### What you should do
Output every line of the data exactly as it appears.

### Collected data

........

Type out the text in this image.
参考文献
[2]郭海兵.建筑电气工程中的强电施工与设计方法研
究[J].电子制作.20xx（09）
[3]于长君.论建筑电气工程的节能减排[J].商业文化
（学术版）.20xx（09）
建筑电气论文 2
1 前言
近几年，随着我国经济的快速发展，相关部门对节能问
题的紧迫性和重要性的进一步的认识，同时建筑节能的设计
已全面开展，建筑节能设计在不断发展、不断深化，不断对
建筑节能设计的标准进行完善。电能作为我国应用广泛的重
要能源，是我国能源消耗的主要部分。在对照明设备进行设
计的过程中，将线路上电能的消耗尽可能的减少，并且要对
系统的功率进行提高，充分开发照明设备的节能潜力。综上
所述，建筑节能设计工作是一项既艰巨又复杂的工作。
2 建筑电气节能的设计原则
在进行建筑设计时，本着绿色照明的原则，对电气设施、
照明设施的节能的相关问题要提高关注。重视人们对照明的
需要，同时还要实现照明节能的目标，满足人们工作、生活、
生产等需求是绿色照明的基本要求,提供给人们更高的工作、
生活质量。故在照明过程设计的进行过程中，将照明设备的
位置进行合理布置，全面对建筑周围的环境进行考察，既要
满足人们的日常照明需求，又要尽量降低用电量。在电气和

........

### Completed exercise
Type out the text in this image.
参考文献
[2]郭海兵.建筑电气工程中的强电施工与设计方法研
究[J].电子制作.20xx（09）
[3]于长君.论建筑电气工程的节能减排[J].商业文化
（学术版）.20xx（09）
建筑电气论文 2
1 前言
近几年，随着我国经济的快速发展，相关部门对节能问
题的紧迫性和重要性的进一步的认识，同时建筑节能的设计
已全面开展，建筑节能设计在不断发展、不断深化，不断对
建筑节能设计的标准进行完善。电能作为我国应用广泛的重
要能源，是我国能源消耗的主要部分。在对照明设备进行设
计的过程中，将线路上电能的消耗尽可能的减少，并且要对
系统的功率进行提高，充分开发照明设备的节能潜力。综上
所述，建筑节能设计工作是一项既艰巨又复杂的工作。
2 建筑电气节能的设计原则
在进行建筑设计时，本着绿色照明的原则，对电气设施、
照明设施的节能的相关问题要提高关注。重视人们对照明的
需要，同时还要实现照明节能的目标，满足人们工作、生活、
生产等需求是绿色照明的基本要求,提供给人们更高的工作、
生活质量。故在照明过程设计的进行过程中，将照明设备的
位置进行合理布置，全面对建筑周围的环境进行考察，既要
满足人们的日常照明需求，又要尽量降低用电量。在电气和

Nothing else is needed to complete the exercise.